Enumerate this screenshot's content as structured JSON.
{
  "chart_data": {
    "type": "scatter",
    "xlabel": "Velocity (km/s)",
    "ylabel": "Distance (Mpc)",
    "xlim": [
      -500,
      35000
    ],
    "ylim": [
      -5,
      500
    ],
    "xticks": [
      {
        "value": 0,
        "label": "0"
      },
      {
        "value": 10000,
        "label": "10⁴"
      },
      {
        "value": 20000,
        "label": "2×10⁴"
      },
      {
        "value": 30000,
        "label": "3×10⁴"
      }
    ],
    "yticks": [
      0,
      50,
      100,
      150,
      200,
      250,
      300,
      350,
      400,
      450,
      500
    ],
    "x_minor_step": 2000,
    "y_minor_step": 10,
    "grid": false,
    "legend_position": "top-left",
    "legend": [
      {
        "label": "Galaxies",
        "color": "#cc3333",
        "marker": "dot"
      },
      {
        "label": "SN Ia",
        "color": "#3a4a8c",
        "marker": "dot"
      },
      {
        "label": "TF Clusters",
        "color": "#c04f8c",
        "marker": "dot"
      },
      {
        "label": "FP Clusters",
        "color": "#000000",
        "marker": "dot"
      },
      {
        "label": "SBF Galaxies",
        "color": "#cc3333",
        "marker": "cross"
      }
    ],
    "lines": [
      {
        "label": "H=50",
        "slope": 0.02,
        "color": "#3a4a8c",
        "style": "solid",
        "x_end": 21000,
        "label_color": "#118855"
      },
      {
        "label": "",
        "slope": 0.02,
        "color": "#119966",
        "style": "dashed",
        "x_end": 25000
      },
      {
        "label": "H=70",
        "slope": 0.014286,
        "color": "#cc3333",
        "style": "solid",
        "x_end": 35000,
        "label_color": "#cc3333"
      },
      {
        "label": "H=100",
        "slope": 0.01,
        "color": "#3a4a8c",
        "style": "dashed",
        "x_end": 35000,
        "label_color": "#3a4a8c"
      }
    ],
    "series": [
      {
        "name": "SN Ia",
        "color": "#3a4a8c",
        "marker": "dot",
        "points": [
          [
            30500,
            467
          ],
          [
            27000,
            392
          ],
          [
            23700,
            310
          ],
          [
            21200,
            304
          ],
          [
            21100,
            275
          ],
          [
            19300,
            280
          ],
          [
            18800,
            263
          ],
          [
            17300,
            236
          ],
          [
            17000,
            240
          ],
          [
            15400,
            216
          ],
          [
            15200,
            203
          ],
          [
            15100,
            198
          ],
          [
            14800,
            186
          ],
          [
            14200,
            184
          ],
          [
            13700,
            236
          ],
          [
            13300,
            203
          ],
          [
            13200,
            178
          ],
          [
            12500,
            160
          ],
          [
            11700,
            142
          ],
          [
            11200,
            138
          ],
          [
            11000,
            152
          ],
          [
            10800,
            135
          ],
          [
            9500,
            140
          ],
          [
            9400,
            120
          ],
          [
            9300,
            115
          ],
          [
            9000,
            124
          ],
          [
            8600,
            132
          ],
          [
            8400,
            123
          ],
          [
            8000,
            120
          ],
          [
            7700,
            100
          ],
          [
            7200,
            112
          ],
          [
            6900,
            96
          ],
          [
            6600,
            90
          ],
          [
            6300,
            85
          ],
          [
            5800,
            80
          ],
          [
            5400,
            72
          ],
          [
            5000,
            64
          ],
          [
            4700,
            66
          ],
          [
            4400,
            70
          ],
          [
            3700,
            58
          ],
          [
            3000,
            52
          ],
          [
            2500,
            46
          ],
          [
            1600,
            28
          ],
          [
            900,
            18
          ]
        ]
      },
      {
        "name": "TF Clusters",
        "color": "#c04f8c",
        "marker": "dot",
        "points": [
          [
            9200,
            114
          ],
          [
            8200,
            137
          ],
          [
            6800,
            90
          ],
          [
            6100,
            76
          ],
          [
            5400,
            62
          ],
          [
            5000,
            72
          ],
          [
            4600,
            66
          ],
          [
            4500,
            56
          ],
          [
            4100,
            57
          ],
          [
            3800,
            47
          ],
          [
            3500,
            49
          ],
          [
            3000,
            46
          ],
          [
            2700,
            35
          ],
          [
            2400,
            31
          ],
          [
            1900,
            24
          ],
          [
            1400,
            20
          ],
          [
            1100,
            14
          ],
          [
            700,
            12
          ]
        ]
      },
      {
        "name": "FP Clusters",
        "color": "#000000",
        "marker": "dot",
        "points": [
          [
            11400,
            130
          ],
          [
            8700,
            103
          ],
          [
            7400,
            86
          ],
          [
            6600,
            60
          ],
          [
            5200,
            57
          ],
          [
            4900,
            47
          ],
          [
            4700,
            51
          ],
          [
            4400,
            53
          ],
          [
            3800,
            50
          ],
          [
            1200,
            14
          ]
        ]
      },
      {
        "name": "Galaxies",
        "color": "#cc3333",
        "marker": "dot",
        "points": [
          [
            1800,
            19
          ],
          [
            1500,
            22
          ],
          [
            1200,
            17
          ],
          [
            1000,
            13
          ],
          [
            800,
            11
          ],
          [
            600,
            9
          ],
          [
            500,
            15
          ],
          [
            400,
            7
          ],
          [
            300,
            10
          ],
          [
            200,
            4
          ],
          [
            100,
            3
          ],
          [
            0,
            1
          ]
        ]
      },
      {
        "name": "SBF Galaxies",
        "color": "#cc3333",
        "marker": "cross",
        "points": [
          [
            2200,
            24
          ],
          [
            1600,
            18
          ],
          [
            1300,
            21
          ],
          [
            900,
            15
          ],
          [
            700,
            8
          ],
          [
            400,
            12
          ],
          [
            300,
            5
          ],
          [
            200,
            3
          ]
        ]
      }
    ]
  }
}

---

» REQUIREMENT
Among the entries above, identify all lines with "Clusters" and copy them.

» OUTPUT FOR THIS EXERCISE
        "label": "TF Clusters",
        "label": "FP Clusters",
        "name": "TF Clusters",
        "name": "FP Clusters",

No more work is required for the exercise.